Data supplied:
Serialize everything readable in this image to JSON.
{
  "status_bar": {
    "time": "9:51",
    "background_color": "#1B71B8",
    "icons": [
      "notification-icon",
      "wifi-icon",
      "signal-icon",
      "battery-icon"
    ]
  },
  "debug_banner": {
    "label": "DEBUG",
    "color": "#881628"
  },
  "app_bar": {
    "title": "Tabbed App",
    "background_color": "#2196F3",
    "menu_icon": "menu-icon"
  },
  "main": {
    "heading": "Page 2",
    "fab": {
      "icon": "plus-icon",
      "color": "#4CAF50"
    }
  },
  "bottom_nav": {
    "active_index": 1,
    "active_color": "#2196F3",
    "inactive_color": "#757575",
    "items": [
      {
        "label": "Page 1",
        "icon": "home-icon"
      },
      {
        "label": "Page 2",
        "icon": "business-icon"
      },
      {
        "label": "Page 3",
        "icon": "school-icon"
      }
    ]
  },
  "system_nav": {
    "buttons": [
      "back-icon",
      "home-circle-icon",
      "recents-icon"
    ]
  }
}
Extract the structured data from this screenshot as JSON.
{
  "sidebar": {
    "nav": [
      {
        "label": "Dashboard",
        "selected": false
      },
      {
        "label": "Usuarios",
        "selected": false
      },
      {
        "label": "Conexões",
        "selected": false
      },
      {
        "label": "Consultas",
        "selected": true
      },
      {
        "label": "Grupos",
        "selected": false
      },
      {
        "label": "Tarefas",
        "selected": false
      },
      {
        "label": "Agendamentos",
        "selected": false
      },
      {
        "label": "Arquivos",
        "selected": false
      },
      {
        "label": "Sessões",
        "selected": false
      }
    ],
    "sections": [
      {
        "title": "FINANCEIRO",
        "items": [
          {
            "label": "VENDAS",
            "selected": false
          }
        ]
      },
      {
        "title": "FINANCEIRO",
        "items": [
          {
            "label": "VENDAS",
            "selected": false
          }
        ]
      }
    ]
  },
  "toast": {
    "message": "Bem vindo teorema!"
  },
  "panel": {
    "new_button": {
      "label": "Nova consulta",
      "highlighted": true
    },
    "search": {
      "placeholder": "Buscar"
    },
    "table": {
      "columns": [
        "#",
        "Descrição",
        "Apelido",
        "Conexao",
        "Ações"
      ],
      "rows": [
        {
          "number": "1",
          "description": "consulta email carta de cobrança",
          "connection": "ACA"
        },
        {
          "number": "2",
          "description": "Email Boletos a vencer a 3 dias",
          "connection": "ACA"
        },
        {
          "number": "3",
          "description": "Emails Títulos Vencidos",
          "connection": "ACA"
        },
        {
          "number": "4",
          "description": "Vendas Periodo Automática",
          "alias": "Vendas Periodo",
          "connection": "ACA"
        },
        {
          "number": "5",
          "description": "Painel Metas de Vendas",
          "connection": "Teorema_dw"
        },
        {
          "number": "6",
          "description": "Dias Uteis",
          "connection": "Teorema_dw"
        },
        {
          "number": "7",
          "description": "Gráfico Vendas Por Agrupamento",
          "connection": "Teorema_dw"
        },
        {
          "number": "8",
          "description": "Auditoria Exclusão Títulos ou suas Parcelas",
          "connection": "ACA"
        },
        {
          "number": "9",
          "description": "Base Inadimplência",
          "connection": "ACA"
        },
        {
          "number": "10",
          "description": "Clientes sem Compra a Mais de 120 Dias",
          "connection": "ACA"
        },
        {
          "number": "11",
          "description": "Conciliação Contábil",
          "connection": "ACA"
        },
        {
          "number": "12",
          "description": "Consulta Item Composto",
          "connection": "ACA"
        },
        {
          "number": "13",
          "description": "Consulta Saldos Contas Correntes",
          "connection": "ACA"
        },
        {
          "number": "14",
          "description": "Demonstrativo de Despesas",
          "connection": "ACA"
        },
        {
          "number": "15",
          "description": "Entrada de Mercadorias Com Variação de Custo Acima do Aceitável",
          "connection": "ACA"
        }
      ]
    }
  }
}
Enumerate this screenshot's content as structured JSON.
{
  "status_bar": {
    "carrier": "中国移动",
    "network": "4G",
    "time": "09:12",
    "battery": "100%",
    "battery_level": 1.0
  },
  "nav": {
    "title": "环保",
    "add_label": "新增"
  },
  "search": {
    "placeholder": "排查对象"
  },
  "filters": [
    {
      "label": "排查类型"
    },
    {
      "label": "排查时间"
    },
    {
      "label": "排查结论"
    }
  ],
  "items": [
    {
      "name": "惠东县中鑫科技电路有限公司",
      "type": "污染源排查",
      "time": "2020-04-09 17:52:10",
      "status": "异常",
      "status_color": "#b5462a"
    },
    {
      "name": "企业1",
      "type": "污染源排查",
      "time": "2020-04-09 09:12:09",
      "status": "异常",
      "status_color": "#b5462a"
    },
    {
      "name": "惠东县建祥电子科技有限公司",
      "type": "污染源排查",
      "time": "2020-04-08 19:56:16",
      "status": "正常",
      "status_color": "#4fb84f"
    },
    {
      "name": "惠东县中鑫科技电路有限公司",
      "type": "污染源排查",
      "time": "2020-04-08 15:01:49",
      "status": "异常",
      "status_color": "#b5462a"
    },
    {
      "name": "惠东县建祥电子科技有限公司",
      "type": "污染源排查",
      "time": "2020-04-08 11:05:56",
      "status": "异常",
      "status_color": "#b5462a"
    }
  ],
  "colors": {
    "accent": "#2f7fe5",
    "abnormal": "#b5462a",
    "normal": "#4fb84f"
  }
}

The exercise: Which lines hold the word "Periodo"? Show each one.

Answer to this problem:
          "description": "Vendas Periodo Automática",
          "alias": "Vendas Periodo",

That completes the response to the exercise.